WHAT THE EXERCISE ASKS: Reproduce all the lines exactly as they stand, apart from the pictures.

-*-

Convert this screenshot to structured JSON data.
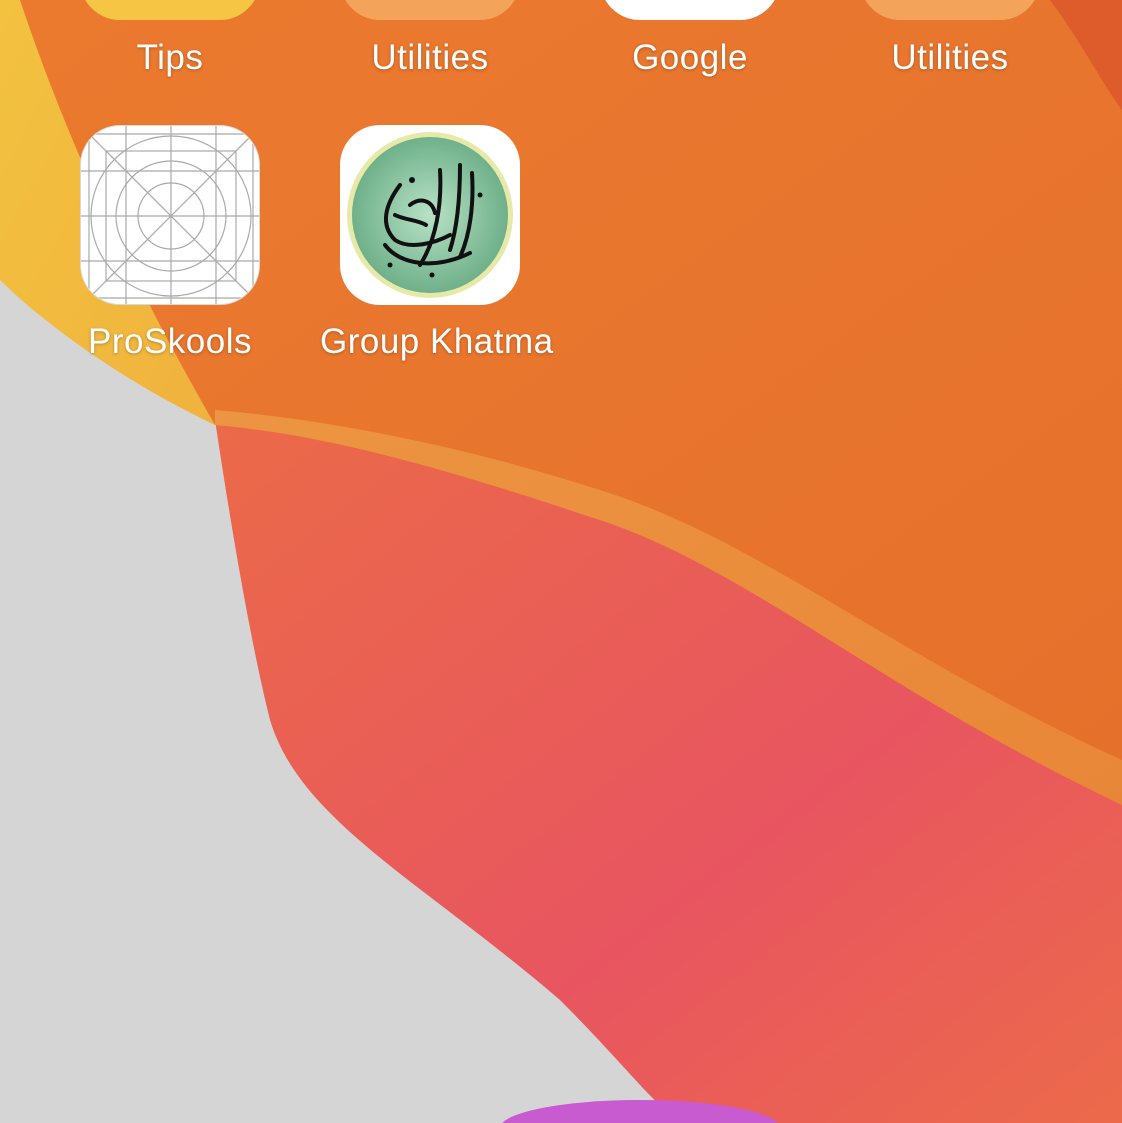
{
  "home_screen": {
    "row1": [
      {
        "label": "Tips",
        "icon": "tips-icon",
        "icon_color": "#F7C544"
      },
      {
        "label": "Utilities",
        "icon": "utilities-folder-icon",
        "icon_color": "#F4A35A"
      },
      {
        "label": "Google",
        "icon": "google-icon",
        "icon_color": "#FFFFFF"
      },
      {
        "label": "Utilities",
        "icon": "utilities-folder-icon",
        "icon_color": "#F4A35A"
      }
    ],
    "row2": [
      {
        "label": "ProSkools",
        "icon": "blank-template-grid-icon",
        "icon_color": "#FFFFFF"
      },
      {
        "label": "Group Khatma",
        "icon": "quran-calligraphy-icon",
        "icon_color": "#8FC9A5"
      }
    ]
  },
  "colors": {
    "wallpaper_orange": "#E8742E",
    "wallpaper_red": "#E8595E",
    "wallpaper_yellow": "#F4C542",
    "wallpaper_gray": "#D6D6D6",
    "label_text": "#FFFFFF"
  }
}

-*-

ANSWER TO THE EXERCISE:
Convert this screenshot to structured JSON data.
{
  "home_screen": {
    "row1": [
      {
        "label": "Tips",
        "icon": "tips-icon",
        "icon_color": "#F7C544"
      },
      {
        "label": "Utilities",
        "icon": "utilities-folder-icon",
        "icon_color": "#F4A35A"
      },
      {
        "label": "Google",
        "icon": "google-icon",
        "icon_color": "#FFFFFF"
      },
      {
        "label": "Utilities",
        "icon": "utilities-folder-icon",
        "icon_color": "#F4A35A"
      }
    ],
    "row2": [
      {
        "label": "ProSkools",
        "icon": "blank-template-grid-icon",
        "icon_color": "#FFFFFF"
      },
      {
        "label": "Group Khatma",
        "icon": "quran-calligraphy-icon",
        "icon_color": "#8FC9A5"
      }
    ]
  },
  "colors": {
    "wallpaper_orange": "#E8742E",
    "wallpaper_red": "#E8595E",
    "wallpaper_yellow": "#F4C542",
    "wallpaper_gray": "#D6D6D6",
    "label_text": "#FFFFFF"
  }
}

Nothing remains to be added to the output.